SHORT TASK:
Copy each of the records below line for line without changing anything. Leave the pictures out of your copy.

::: DATA SECTION :::

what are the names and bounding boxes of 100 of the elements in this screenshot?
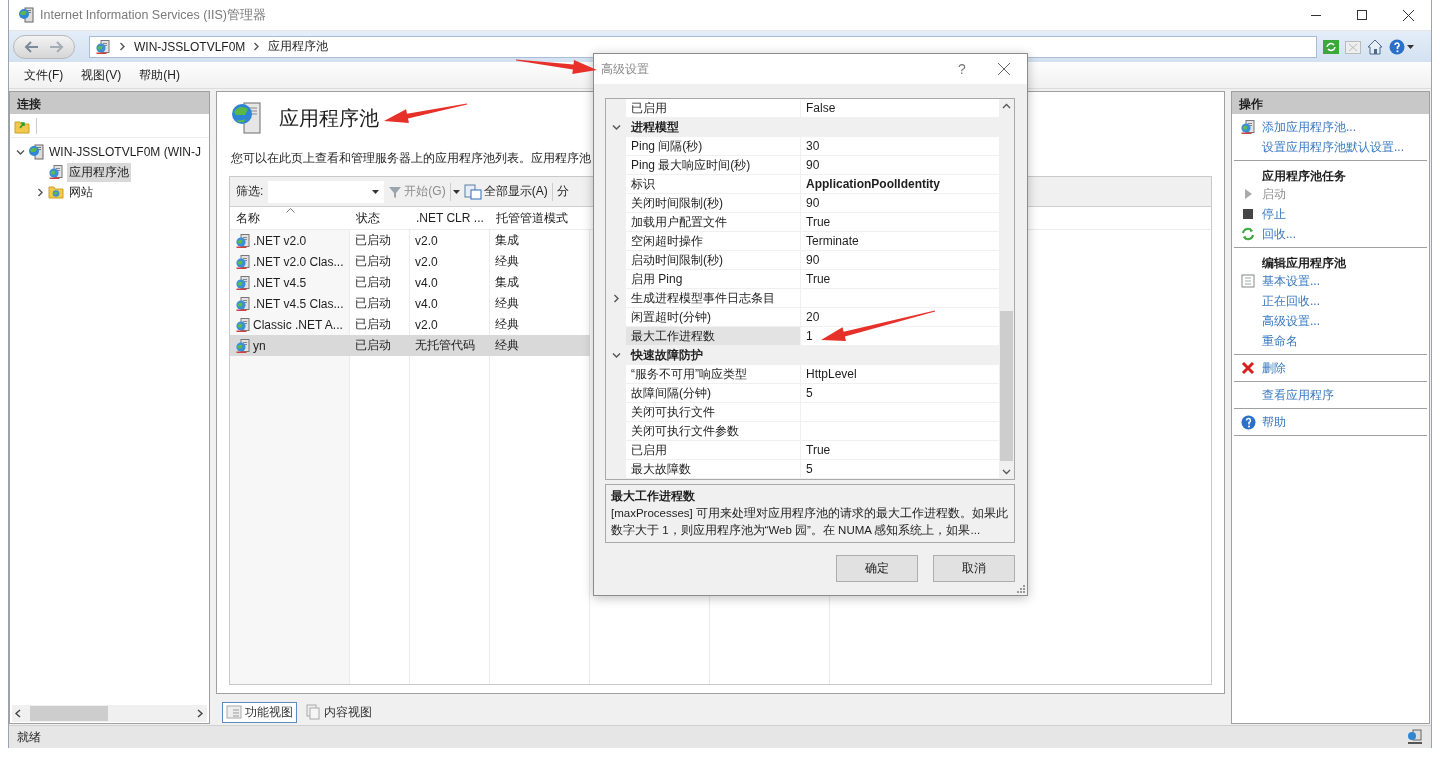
property-name[interactable]: 故障间隔(分钟) <box>631 384 711 402</box>
action-link[interactable]: 添加应用程序池... <box>1262 118 1356 136</box>
table-row[interactable]: yn 已启动 无托管代码 经典 <box>230 335 590 356</box>
table-row[interactable]: .NET v2.0 已启动 v2.0 集成 <box>230 230 590 251</box>
column-header[interactable]: 状态 <box>350 207 410 229</box>
property-value[interactable]: 5 <box>806 462 813 476</box>
action-link[interactable]: 设置应用程序池默认设置... <box>1262 138 1404 156</box>
breadcrumb[interactable]: 应用程序池 <box>268 38 329 55</box>
chevron-icon[interactable] <box>36 187 45 197</box>
property-name[interactable]: “服务不可用”响应类型 <box>631 365 747 383</box>
table-row[interactable]: Classic .NET A... 已启动 v2.0 经典 <box>230 314 590 335</box>
toolbar-button[interactable]: 全部显示(A) <box>461 179 550 204</box>
table-cell[interactable]: yn <box>253 338 266 353</box>
action-link[interactable]: 高级设置... <box>1262 312 1320 330</box>
action-link[interactable]: 删除 <box>1262 359 1286 377</box>
app-pool-icon <box>235 232 251 249</box>
table-cell[interactable]: .NET v2.0 Clas... <box>253 254 344 269</box>
menu-item[interactable]: 帮助(H) <box>130 66 189 84</box>
refresh-button[interactable] <box>1323 38 1339 55</box>
cancel-button[interactable]: 取消 <box>933 555 1015 582</box>
toolbar-button[interactable]: 分 <box>554 179 571 204</box>
separator-icon[interactable] <box>252 42 262 51</box>
table-cell: 集成 <box>495 274 519 291</box>
column-header[interactable]: .NET CLR ... <box>410 207 490 229</box>
action-link[interactable]: 回收... <box>1262 225 1296 243</box>
home-button[interactable] <box>1367 38 1383 55</box>
table-row[interactable]: .NET v2.0 Clas... 已启动 v2.0 经典 <box>230 251 590 272</box>
caret-icon[interactable] <box>1407 44 1414 49</box>
action-link[interactable]: 基本设置... <box>1262 272 1320 290</box>
caret-icon[interactable] <box>452 189 460 194</box>
property-value[interactable]: ApplicationPoolIdentity <box>806 177 940 191</box>
property-value[interactable]: Terminate <box>806 234 859 248</box>
property-name[interactable]: 关闭可执行文件 <box>631 403 715 421</box>
property-value[interactable]: 90 <box>806 158 820 172</box>
filter-label: 筛选: <box>236 183 264 200</box>
filter-field[interactable] <box>268 180 385 203</box>
table-cell[interactable]: .NET v2.0 <box>253 233 307 248</box>
tree-item[interactable]: WIN-JSSLOTVLF0M (WIN-J <box>47 144 203 160</box>
menu-item[interactable]: 视图(V) <box>72 66 131 84</box>
ok-button[interactable]: 确定 <box>836 555 918 582</box>
property-value[interactable]: True <box>806 272 831 286</box>
property-name[interactable]: 关闭时间限制(秒) <box>631 194 723 212</box>
chevron-icon[interactable] <box>16 147 25 157</box>
property-value[interactable]: 90 <box>806 253 820 267</box>
action-link[interactable]: 停止 <box>1262 205 1286 223</box>
action-link[interactable]: 帮助 <box>1262 413 1286 431</box>
table-cell: 经典 <box>495 316 519 333</box>
property-value[interactable]: 30 <box>806 139 820 153</box>
property-name[interactable]: 闲置超时(分钟) <box>631 308 711 326</box>
property-name[interactable]: 启动时间限制(秒) <box>631 251 723 269</box>
property-value[interactable]: HttpLevel <box>806 367 857 381</box>
tree-item[interactable]: 应用程序池 <box>67 162 131 182</box>
close-icon[interactable] <box>998 63 1010 75</box>
menu-item[interactable]: 文件(F) <box>15 66 73 84</box>
property-name[interactable]: Ping 间隔(秒) <box>631 137 703 155</box>
view-tab[interactable]: 功能视图 <box>222 701 297 723</box>
property-name[interactable]: 关闭可执行文件参数 <box>631 422 739 440</box>
dropdown-icon[interactable] <box>372 189 380 194</box>
separator-icon[interactable] <box>118 42 127 51</box>
table-cell[interactable]: .NET v4.5 Clas... <box>253 296 344 311</box>
property-value[interactable]: True <box>806 443 831 457</box>
property-name[interactable]: Ping 最大响应时间(秒) <box>631 156 751 174</box>
vertical-scrollbar[interactable] <box>999 99 1014 479</box>
action-link[interactable]: 正在回收... <box>1262 292 1320 310</box>
resize-grip-icon[interactable] <box>1015 583 1025 593</box>
property-name[interactable]: 已启用 <box>631 441 667 459</box>
property-name[interactable]: 已启用 <box>631 99 667 117</box>
property-name[interactable]: 最大故障数 <box>631 460 691 478</box>
property-value[interactable]: True <box>806 215 831 229</box>
maximize-icon[interactable] <box>1357 10 1367 20</box>
property-value[interactable]: 20 <box>806 310 820 324</box>
view-tab[interactable]: 内容视图 <box>301 701 376 723</box>
property-name[interactable]: 标识 <box>631 175 655 193</box>
address-bar[interactable]: WIN-JSSLOTVLF0M 应用程序池 <box>89 35 1317 58</box>
app-icon <box>18 7 34 23</box>
table-row[interactable]: .NET v4.5 Clas... 已启动 v4.0 经典 <box>230 293 590 314</box>
table-row[interactable]: .NET v4.5 已启动 v4.0 集成 <box>230 272 590 293</box>
property-name[interactable]: 空闲超时操作 <box>631 232 703 250</box>
table-cell: 经典 <box>495 337 519 354</box>
property-value[interactable]: 5 <box>806 386 813 400</box>
property-name[interactable]: 生成进程模型事件日志条目 <box>631 289 775 307</box>
chevron-icon[interactable] <box>611 294 621 303</box>
property-value[interactable]: False <box>806 101 836 115</box>
table-cell[interactable]: .NET v4.5 <box>253 275 307 290</box>
column-header[interactable]: 托管管道模式 <box>490 207 590 229</box>
property-name[interactable]: 启用 Ping <box>631 270 683 288</box>
property-name[interactable]: 加载用户配置文件 <box>631 213 727 231</box>
table-cell[interactable]: Classic .NET A... <box>253 317 343 332</box>
chevron-icon[interactable] <box>611 351 621 360</box>
property-value[interactable]: 90 <box>806 196 820 210</box>
property-value[interactable]: 1 <box>806 329 813 343</box>
chevron-icon[interactable] <box>611 123 621 132</box>
breadcrumb[interactable]: WIN-JSSLOTVLF0M <box>134 39 246 54</box>
action-link[interactable]: 查看应用程序 <box>1262 386 1334 404</box>
horizontal-scrollbar[interactable] <box>12 705 207 722</box>
column-header[interactable]: 名称 <box>230 207 350 229</box>
tree-item[interactable]: 网站 <box>67 182 95 202</box>
close-icon[interactable] <box>1402 9 1414 21</box>
action-link[interactable]: 重命名 <box>1262 332 1298 350</box>
help-button[interactable] <box>1389 38 1414 55</box>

:::

FINISHED ANSWER:
what are the names and bounding boxes of 100 of the elements in this screenshot?
property-name[interactable]: 故障间隔(分钟) <box>631 384 711 402</box>
action-link[interactable]: 添加应用程序池... <box>1262 118 1356 136</box>
table-row[interactable]: yn 已启动 无托管代码 经典 <box>230 335 590 356</box>
table-row[interactable]: .NET v2.0 已启动 v2.0 集成 <box>230 230 590 251</box>
column-header[interactable]: 状态 <box>350 207 410 229</box>
property-value[interactable]: 5 <box>806 462 813 476</box>
action-link[interactable]: 设置应用程序池默认设置... <box>1262 138 1404 156</box>
breadcrumb[interactable]: 应用程序池 <box>268 38 329 55</box>
chevron-icon[interactable] <box>36 187 45 197</box>
property-name[interactable]: “服务不可用”响应类型 <box>631 365 747 383</box>
table-row[interactable]: Classic .NET A... 已启动 v2.0 经典 <box>230 314 590 335</box>
toolbar-button[interactable]: 全部显示(A) <box>461 179 550 204</box>
table-cell[interactable]: yn <box>253 338 266 353</box>
action-link[interactable]: 高级设置... <box>1262 312 1320 330</box>
action-link[interactable]: 删除 <box>1262 359 1286 377</box>
app-pool-icon <box>235 232 251 249</box>
table-cell[interactable]: .NET v2.0 Clas... <box>253 254 344 269</box>
menu-item[interactable]: 帮助(H) <box>130 66 189 84</box>
refresh-button[interactable] <box>1323 38 1339 55</box>
cancel-button[interactable]: 取消 <box>933 555 1015 582</box>
toolbar-button[interactable]: 分 <box>554 179 571 204</box>
separator-icon[interactable] <box>252 42 262 51</box>
table-cell: 集成 <box>495 274 519 291</box>
column-header[interactable]: .NET CLR ... <box>410 207 490 229</box>
action-link[interactable]: 回收... <box>1262 225 1296 243</box>
home-button[interactable] <box>1367 38 1383 55</box>
table-row[interactable]: .NET v2.0 Clas... 已启动 v2.0 经典 <box>230 251 590 272</box>
caret-icon[interactable] <box>1407 44 1414 49</box>
action-link[interactable]: 基本设置... <box>1262 272 1320 290</box>
caret-icon[interactable] <box>452 189 460 194</box>
property-value[interactable]: ApplicationPoolIdentity <box>806 177 940 191</box>
property-value[interactable]: Terminate <box>806 234 859 248</box>
property-name[interactable]: 关闭可执行文件 <box>631 403 715 421</box>
property-value[interactable]: 90 <box>806 158 820 172</box>
filter-label: 筛选: <box>236 183 264 200</box>
filter-field[interactable] <box>268 180 385 203</box>
table-cell[interactable]: .NET v2.0 <box>253 233 307 248</box>
tree-item[interactable]: WIN-JSSLOTVLF0M (WIN-J <box>47 144 203 160</box>
menu-item[interactable]: 视图(V) <box>72 66 131 84</box>
ok-button[interactable]: 确定 <box>836 555 918 582</box>
property-value[interactable]: True <box>806 272 831 286</box>
property-name[interactable]: 关闭时间限制(秒) <box>631 194 723 212</box>
chevron-icon[interactable] <box>16 147 25 157</box>
property-value[interactable]: 90 <box>806 253 820 267</box>
action-link[interactable]: 停止 <box>1262 205 1286 223</box>
action-link[interactable]: 帮助 <box>1262 413 1286 431</box>
table-cell: 经典 <box>495 316 519 333</box>
property-value[interactable]: 30 <box>806 139 820 153</box>
property-name[interactable]: 闲置超时(分钟) <box>631 308 711 326</box>
property-name[interactable]: 启动时间限制(秒) <box>631 251 723 269</box>
property-value[interactable]: HttpLevel <box>806 367 857 381</box>
tree-item[interactable]: 应用程序池 <box>67 162 131 182</box>
close-icon[interactable] <box>998 63 1010 75</box>
menu-item[interactable]: 文件(F) <box>15 66 73 84</box>
property-name[interactable]: Ping 间隔(秒) <box>631 137 703 155</box>
view-tab[interactable]: 功能视图 <box>222 701 297 723</box>
property-name[interactable]: 关闭可执行文件参数 <box>631 422 739 440</box>
dropdown-icon[interactable] <box>372 189 380 194</box>
separator-icon[interactable] <box>118 42 127 51</box>
table-cell[interactable]: .NET v4.5 Clas... <box>253 296 344 311</box>
property-value[interactable]: True <box>806 443 831 457</box>
property-name[interactable]: Ping 最大响应时间(秒) <box>631 156 751 174</box>
vertical-scrollbar[interactable] <box>999 99 1014 479</box>
action-link[interactable]: 正在回收... <box>1262 292 1320 310</box>
resize-grip-icon[interactable] <box>1015 583 1025 593</box>
property-name[interactable]: 已启用 <box>631 441 667 459</box>
property-name[interactable]: 已启用 <box>631 99 667 117</box>
property-name[interactable]: 最大故障数 <box>631 460 691 478</box>
property-value[interactable]: True <box>806 215 831 229</box>
maximize-icon[interactable] <box>1357 10 1367 20</box>
property-value[interactable]: 20 <box>806 310 820 324</box>
view-tab[interactable]: 内容视图 <box>301 701 376 723</box>
property-name[interactable]: 标识 <box>631 175 655 193</box>
address-bar[interactable]: WIN-JSSLOTVLF0M 应用程序池 <box>89 35 1317 58</box>
app-icon <box>18 7 34 23</box>
table-row[interactable]: .NET v4.5 Clas... 已启动 v4.0 经典 <box>230 293 590 314</box>
table-row[interactable]: .NET v4.5 已启动 v4.0 集成 <box>230 272 590 293</box>
property-name[interactable]: 空闲超时操作 <box>631 232 703 250</box>
table-cell: 经典 <box>495 337 519 354</box>
property-value[interactable]: 5 <box>806 386 813 400</box>
property-name[interactable]: 生成进程模型事件日志条目 <box>631 289 775 307</box>
chevron-icon[interactable] <box>611 294 621 303</box>
property-value[interactable]: False <box>806 101 836 115</box>
table-cell[interactable]: .NET v4.5 <box>253 275 307 290</box>
column-header[interactable]: 托管管道模式 <box>490 207 590 229</box>
property-name[interactable]: 启用 Ping <box>631 270 683 288</box>
property-name[interactable]: 加载用户配置文件 <box>631 213 727 231</box>
table-cell[interactable]: Classic .NET A... <box>253 317 343 332</box>
chevron-icon[interactable] <box>611 351 621 360</box>
property-value[interactable]: 90 <box>806 196 820 210</box>
property-value[interactable]: 1 <box>806 329 813 343</box>
chevron-icon[interactable] <box>611 123 621 132</box>
breadcrumb[interactable]: WIN-JSSLOTVLF0M <box>134 39 246 54</box>
action-link[interactable]: 查看应用程序 <box>1262 386 1334 404</box>
horizontal-scrollbar[interactable] <box>12 705 207 722</box>
column-header[interactable]: 名称 <box>230 207 350 229</box>
tree-item[interactable]: 网站 <box>67 182 95 202</box>
close-icon[interactable] <box>1402 9 1414 21</box>
action-link[interactable]: 重命名 <box>1262 332 1298 350</box>
help-button[interactable] <box>1389 38 1414 55</box>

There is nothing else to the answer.